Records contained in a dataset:
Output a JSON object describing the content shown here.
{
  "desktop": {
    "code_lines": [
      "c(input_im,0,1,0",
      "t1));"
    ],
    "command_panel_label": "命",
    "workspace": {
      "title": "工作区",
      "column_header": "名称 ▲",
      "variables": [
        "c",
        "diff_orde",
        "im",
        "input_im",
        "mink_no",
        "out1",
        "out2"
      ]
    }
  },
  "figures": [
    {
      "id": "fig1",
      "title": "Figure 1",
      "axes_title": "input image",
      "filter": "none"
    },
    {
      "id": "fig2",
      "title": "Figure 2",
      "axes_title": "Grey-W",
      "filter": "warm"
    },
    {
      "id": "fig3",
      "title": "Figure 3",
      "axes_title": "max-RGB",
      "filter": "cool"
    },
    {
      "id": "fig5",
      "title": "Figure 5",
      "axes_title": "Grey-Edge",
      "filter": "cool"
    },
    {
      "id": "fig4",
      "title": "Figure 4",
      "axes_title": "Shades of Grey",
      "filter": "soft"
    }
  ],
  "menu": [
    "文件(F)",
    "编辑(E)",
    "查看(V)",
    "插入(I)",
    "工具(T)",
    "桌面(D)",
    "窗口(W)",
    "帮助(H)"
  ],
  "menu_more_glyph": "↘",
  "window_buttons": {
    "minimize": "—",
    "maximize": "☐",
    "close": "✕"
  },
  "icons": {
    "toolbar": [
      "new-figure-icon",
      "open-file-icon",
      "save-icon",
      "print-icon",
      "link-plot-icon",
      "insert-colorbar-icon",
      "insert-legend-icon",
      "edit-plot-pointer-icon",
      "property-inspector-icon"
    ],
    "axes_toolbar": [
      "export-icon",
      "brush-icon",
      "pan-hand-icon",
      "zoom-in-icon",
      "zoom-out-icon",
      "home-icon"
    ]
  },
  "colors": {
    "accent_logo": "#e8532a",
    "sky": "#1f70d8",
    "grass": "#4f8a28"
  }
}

» Problem to solve: Copy all lines from the material that contain "filter".

» Solution to the exercise:
      "filter": "none"
      "filter": "warm"
      "filter": "cool"
      "filter": "cool"
      "filter": "soft"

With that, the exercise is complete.